**RAW DATA**:
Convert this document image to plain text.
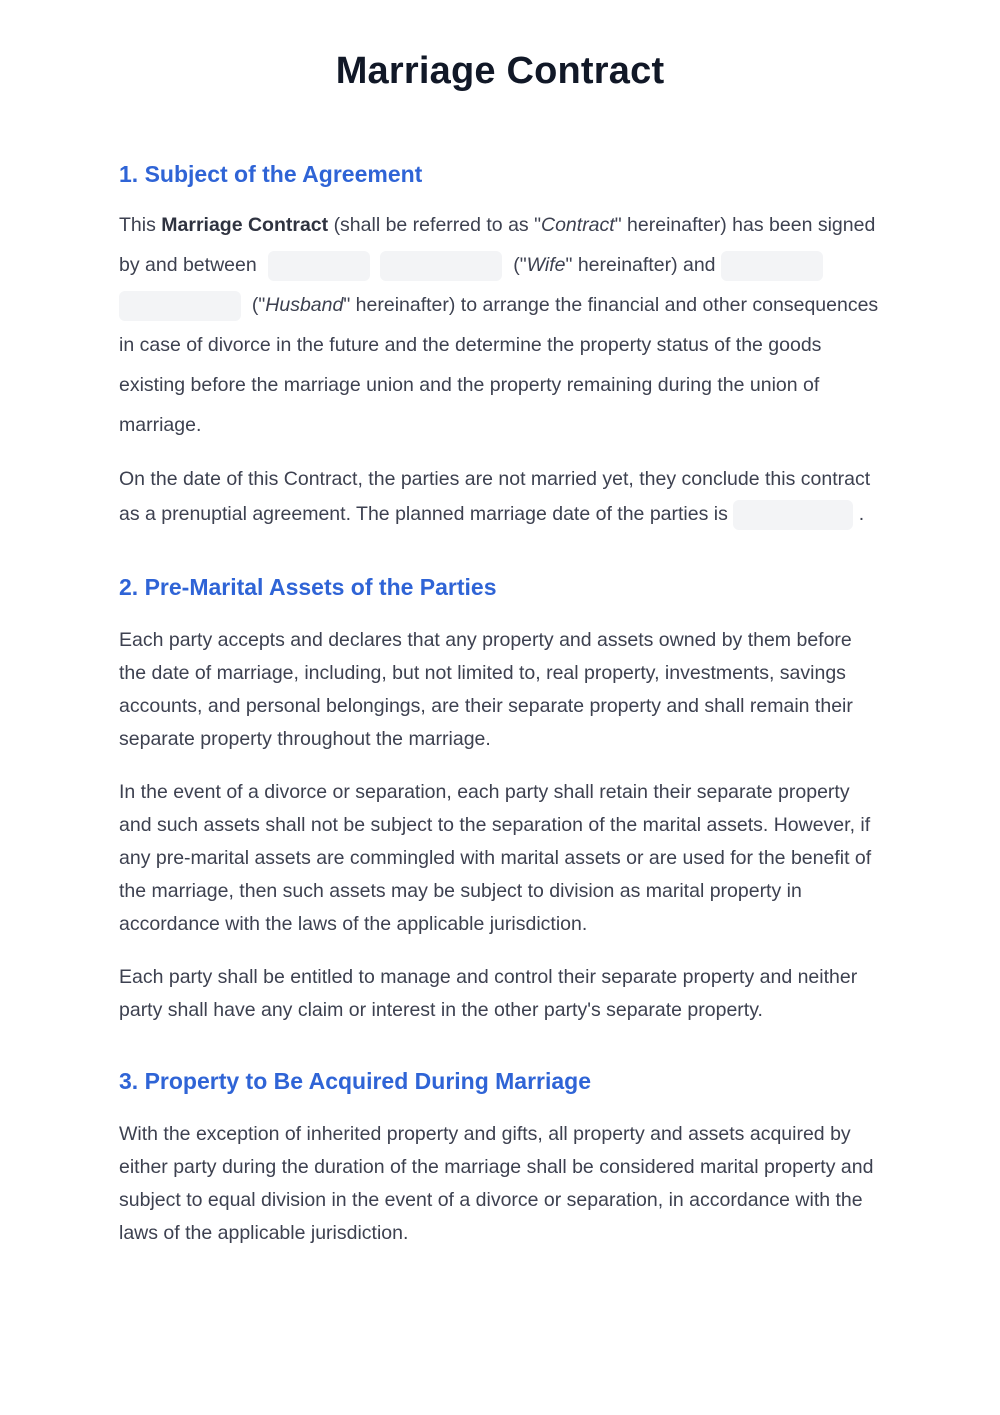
Marriage Contract
1. Subject of the Agreement

This Marriage Contract (shall be referred to as "Contract" hereinafter) has been signed by and between	("Wife" hereinafter) and     ("Husband" hereinafter) to arrange the financial and other consequences in case of divorce in the future and the determine the property status of the goods existing before the marriage union and the property remaining during the union of marriage.

On the date of this Contract, the parties are not married yet, they conclude this contract as a prenuptial agreement. The planned marriage date of the parties is	.

2. Pre-Marital Assets of the Parties

Each party accepts and declares that any property and assets owned by them before the date of marriage, including, but not limited to, real property, investments, savings accounts, and personal belongings, are their separate property and shall remain their separate property throughout the marriage.

In the event of a divorce or separation, each party shall retain their separate property and such assets shall not be subject to the separation of the marital assets. However, if any pre-marital assets are commingled with marital assets or are used for the benefit of the marriage, then such assets may be subject to division as marital property in accordance with the laws of the applicable jurisdiction.

Each party shall be entitled to manage and control their separate property and neither party shall have any claim or interest in the other party's separate property.

3. Property to Be Acquired During Marriage

With the exception of inherited property and gifts, all property and assets acquired by either party during the duration of the marriage shall be considered marital property and subject to equal division in the event of a divorce or separation, in accordance with the laws of the applicable jurisdiction.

**WHAT THIS TASK INVOLVES**:
Images should not appear in the copy; retype the listing above exactly.

**RESPONSE TO THE EXERCISE**:
Convert this document image to plain text.
Marriage Contract
1. Subject of the Agreement

This Marriage Contract (shall be referred to as "Contract" hereinafter) has been signed by and between	("Wife" hereinafter) and     ("Husband" hereinafter) to arrange the financial and other consequences in case of divorce in the future and the determine the property status of the goods existing before the marriage union and the property remaining during the union of marriage.

On the date of this Contract, the parties are not married yet, they conclude this contract as a prenuptial agreement. The planned marriage date of the parties is	.

2. Pre-Marital Assets of the Parties

Each party accepts and declares that any property and assets owned by them before the date of marriage, including, but not limited to, real property, investments, savings accounts, and personal belongings, are their separate property and shall remain their separate property throughout the marriage.

In the event of a divorce or separation, each party shall retain their separate property and such assets shall not be subject to the separation of the marital assets. However, if any pre-marital assets are commingled with marital assets or are used for the benefit of the marriage, then such assets may be subject to division as marital property in accordance with the laws of the applicable jurisdiction.

Each party shall be entitled to manage and control their separate property and neither party shall have any claim or interest in the other party's separate property.

3. Property to Be Acquired During Marriage

With the exception of inherited property and gifts, all property and assets acquired by either party during the duration of the marriage shall be considered marital property and subject to equal division in the event of a divorce or separation, in accordance with the laws of the applicable jurisdiction.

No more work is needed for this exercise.